* _SUPPLIED RECORDS_
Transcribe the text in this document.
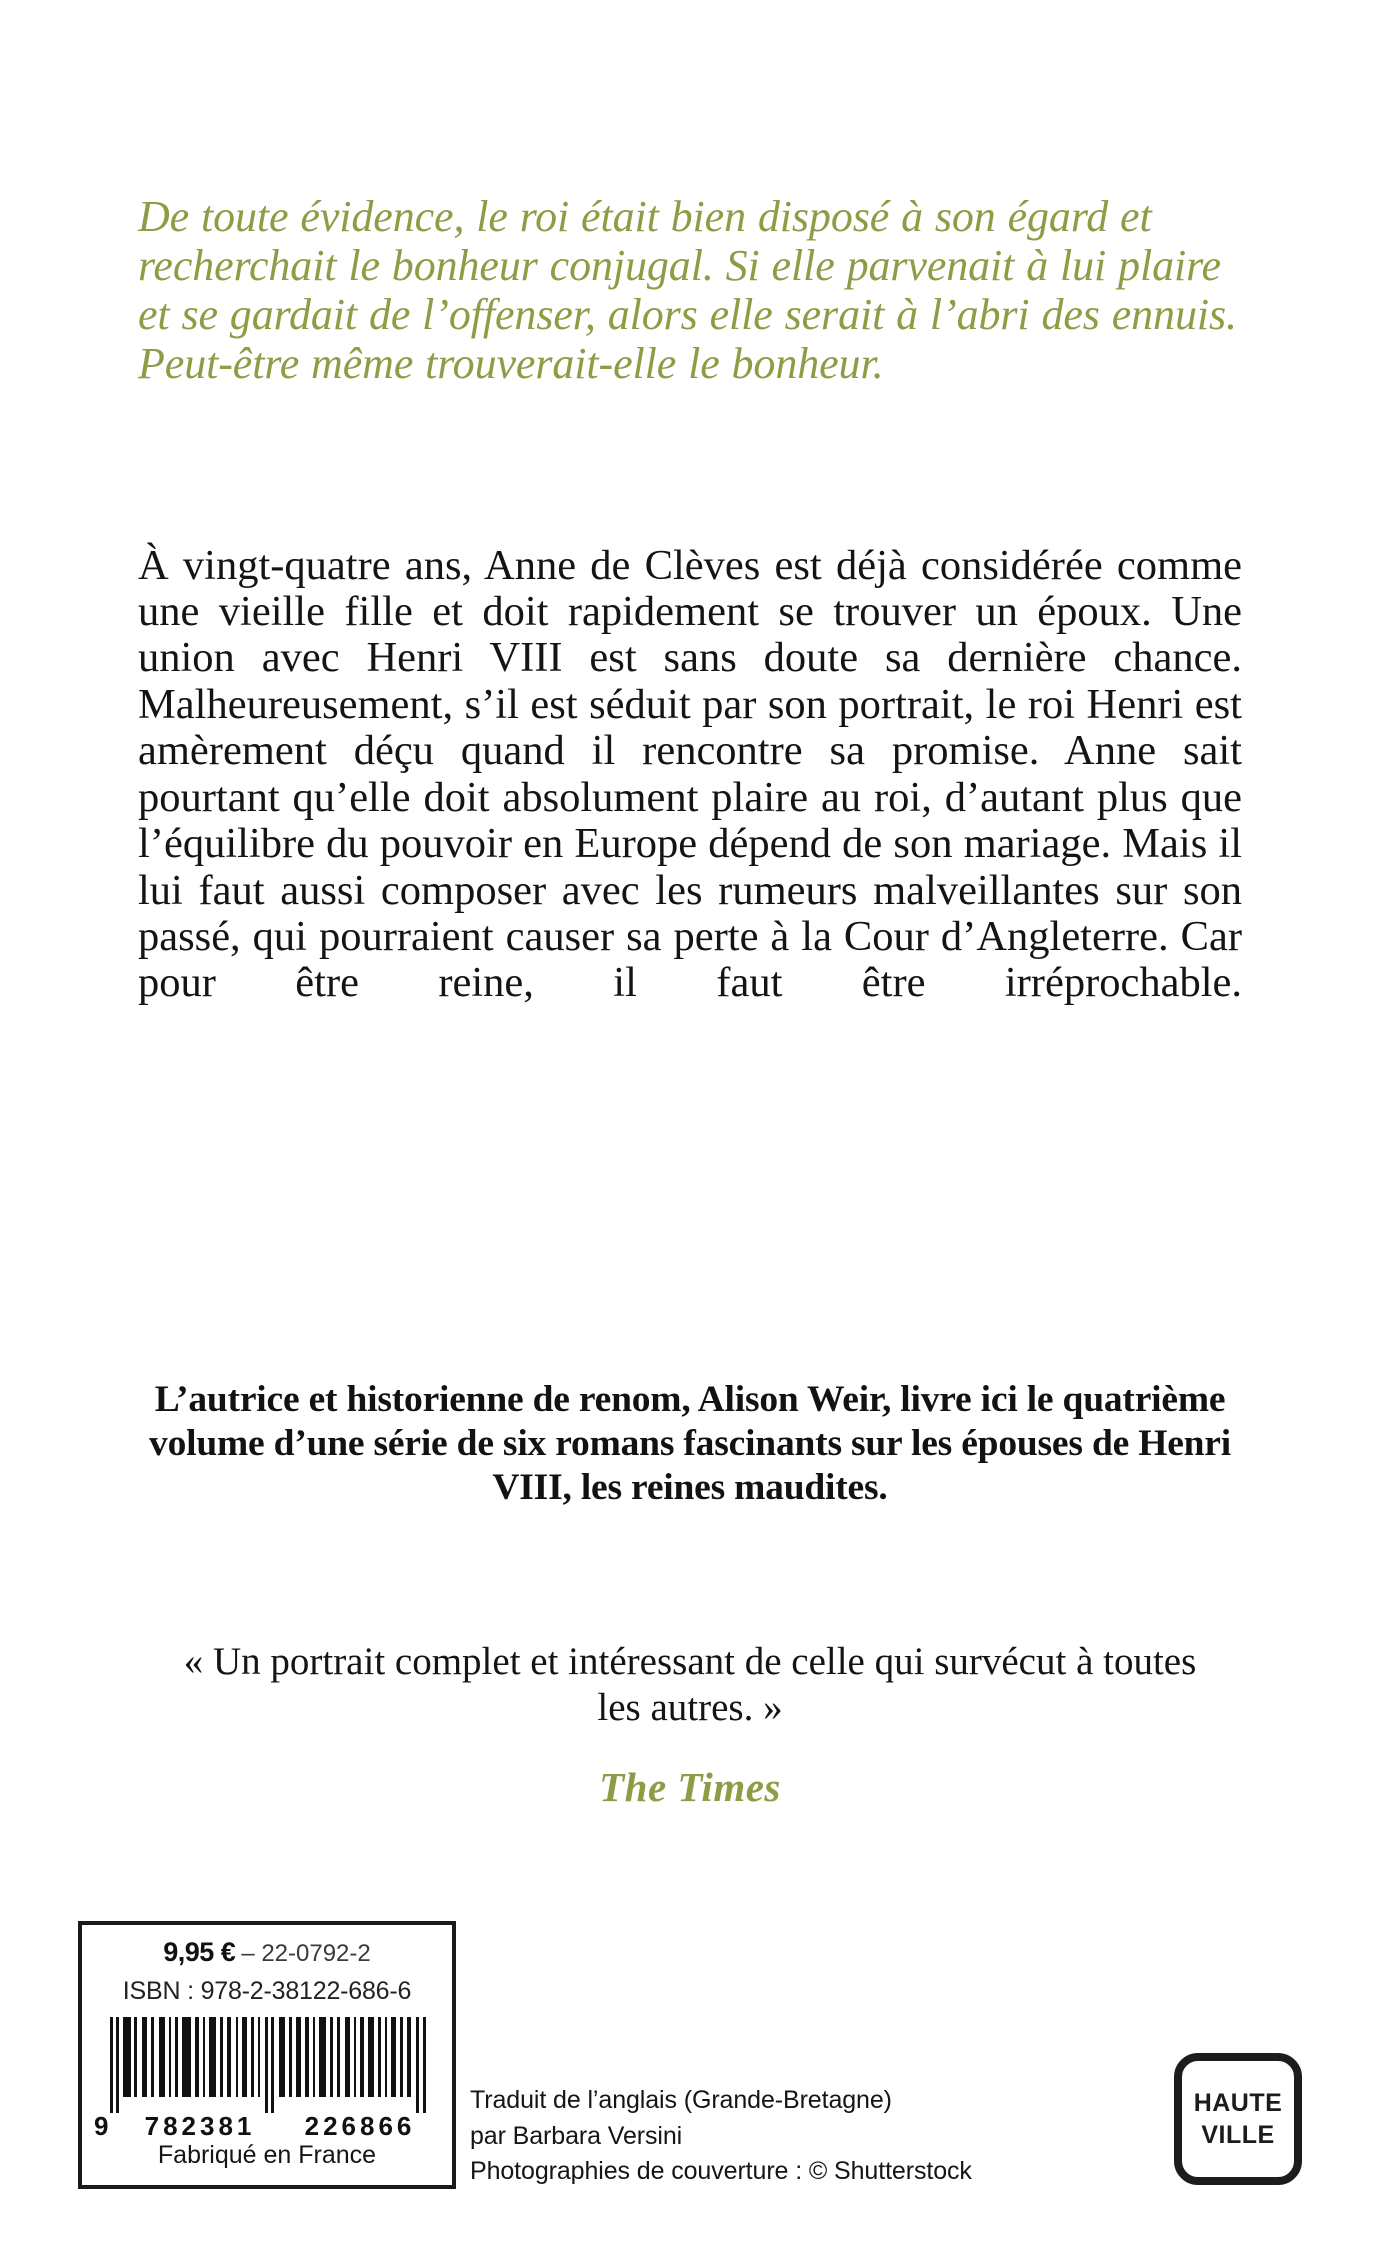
De toute évidence, le roi était bien disposé à son égard et recherchait le bonheur conjugal. Si elle parvenait à lui plaire et se gardait de l’offenser, alors elle serait à l’abri des ennuis. Peut-être même trouverait-elle le bonheur.

À vingt-quatre ans, Anne de Clèves est déjà considérée comme une vieille fille et doit rapidement se trouver un époux. Une union avec Henri VIII est sans doute sa dernière chance. Malheureusement, s’il est séduit par son portrait, le roi Henri est amèrement déçu quand il rencontre sa promise. Anne sait pourtant qu’elle doit absolument plaire au roi, d’autant plus que l’équilibre du pouvoir en Europe dépend de son mariage. Mais il lui faut aussi composer avec les rumeurs malveillantes sur son passé, qui pourraient causer sa perte à la Cour d’Angleterre. Car pour être reine, il faut être irréprochable.

L’autrice et historienne de renom, Alison Weir, livre ici le quatrième volume d’une série de six romans fascinants sur les épouses de Henri VIII, les reines maudites.

« Un portrait complet et intéressant de celle qui survécut à toutes les autres. »

The Times

9,95 € – 22-0792-2
ISBN : 978-2-38122-686-6
9	782381	226866
Fabriqué en France
Traduit de l’anglais (Grande-Bretagne)
par Barbara Versini
Photographies de couverture : © Shutterstock
HAUTE
VILLE
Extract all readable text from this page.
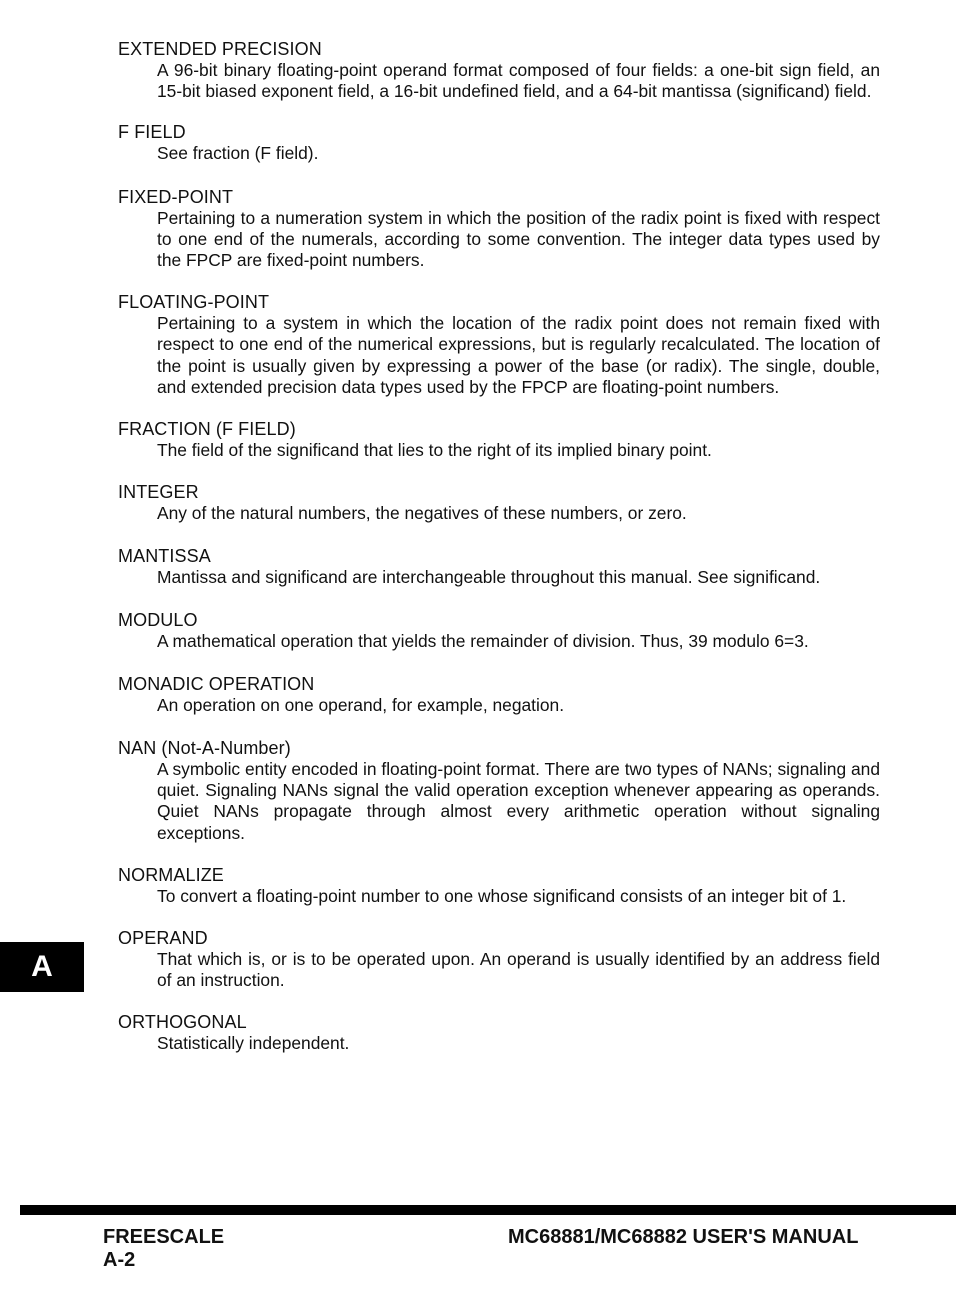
EXTENDED PRECISION

A 96-bit binary floating-point operand format composed of four fields: a one-bit sign field, an 15-bit biased exponent field, a 16-bit undefined field, and a 64-bit mantissa (significand) field.

F FIELD

See fraction (F field).

FIXED-POINT

Pertaining to a numeration system in which the position of the radix point is fixed with respect to one end of the numerals, according to some convention. The integer data types used by the FPCP are fixed-point numbers.

FLOATING-POINT

Pertaining to a system in which the location of the radix point does not remain fixed with respect to one end of the numerical expressions, but is regularly recalculated. The location of the point is usually given by expressing a power of the base (or radix). The single, double, and extended precision data types used by the FPCP are floating-point numbers.

FRACTION (F FIELD)

The field of the significand that lies to the right of its implied binary point.

INTEGER

Any of the natural numbers, the negatives of these numbers, or zero.

MANTISSA

Mantissa and significand are interchangeable throughout this manual. See significand.

MODULO

A mathematical operation that yields the remainder of division. Thus, 39 modulo 6=3.

MONADIC OPERATION

An operation on one operand, for example, negation.

NAN (Not-A-Number)

A symbolic entity encoded in floating-point format. There are two types of NANs; signaling and quiet. Signaling NANs signal the valid operation exception whenever appearing as operands. Quiet NANs propagate through almost every arithmetic operation without signaling exceptions.

NORMALIZE

To convert a floating-point number to one whose significand consists of an integer bit of 1.

OPERAND

That which is, or is to be operated upon. An operand is usually identified by an address field of an instruction.

ORTHOGONAL

Statistically independent.

A
FREESCALE
A-2
MC68881/MC68882 USER'S MANUAL
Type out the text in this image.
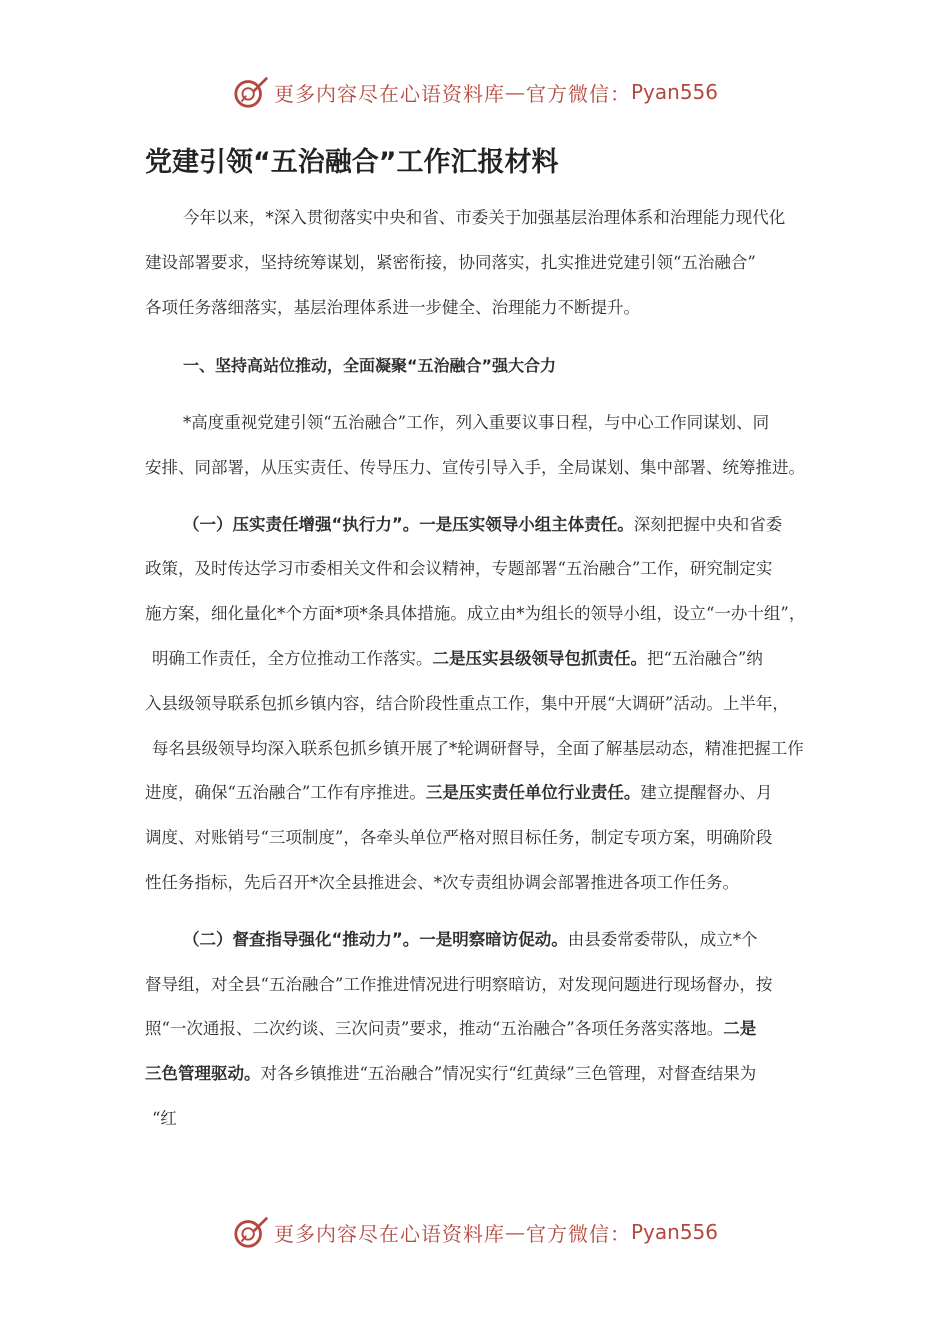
更多内容尽在心语资料库 — 官方微信： Pyan556
党建引领“五治融合”工作汇报材料

今年以来，*深入贯彻落实中央和省、市委关于加强基层治理体系和治理能力现代化

建设部署要求，坚持统筹谋划，紧密衔接，协同落实，扎实推进党建引领“五治融合”

各项任务落细落实，基层治理体系进一步健全、治理能力不断提升。

一、坚持高站位推动，全面凝聚“五治融合”强大合力

*高度重视党建引领“五治融合”工作，列入重要议事日程，与中心工作同谋划、同

安排、同部署，从压实责任、传导压力、宣传引导入手，全局谋划、集中部署、统筹推进。

（一）压实责任增强“执行力”。一是压实领导小组主体责任。深刻把握中央和省委

政策，及时传达学习市委相关文件和会议精神，专题部署“五治融合”工作，研究制定实

施方案，细化量化*个方面*项*条具体措施。成立由*为组长的领导小组，设立“一办十组”，

明确工作责任，全方位推动工作落实。二是压实县级领导包抓责任。把“五治融合”纳

入县级领导联系包抓乡镇内容，结合阶段性重点工作，集中开展“大调研”活动。上半年，

每名县级领导均深入联系包抓乡镇开展了*轮调研督导，全面了解基层动态，精准把握工作

进度，确保“五治融合”工作有序推进。三是压实责任单位行业责任。建立提醒督办、月

调度、对账销号“三项制度”，各牵头单位严格对照目标任务，制定专项方案，明确阶段

性任务指标，先后召开*次全县推进会、*次专责组协调会部署推进各项工作任务。

（二）督查指导强化“推动力”。一是明察暗访促动。由县委常委带队，成立*个

督导组，对全县“五治融合”工作推进情况进行明察暗访，对发现问题进行现场督办，按

照“一次通报、二次约谈、三次问责”要求，推动“五治融合”各项任务落实落地。二是

三色管理驱动。对各乡镇推进“五治融合”情况实行“红黄绿”三色管理，对督查结果为

“红

更多内容尽在心语资料库 — 官方微信： Pyan556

* _THE PROBLEM_
Track down the lines that include the word "binary" and copy them.

* _RESULT FOR THIS EXERCISE_
A 96-bit binary floating-point operand format composed of four fields: a one-bit sign field, an 15-bit biased exponent field, a 16-bit undefined field, and a 64-bit mantissa (significand) field.
The field of the significand that lies to the right of its implied binary point.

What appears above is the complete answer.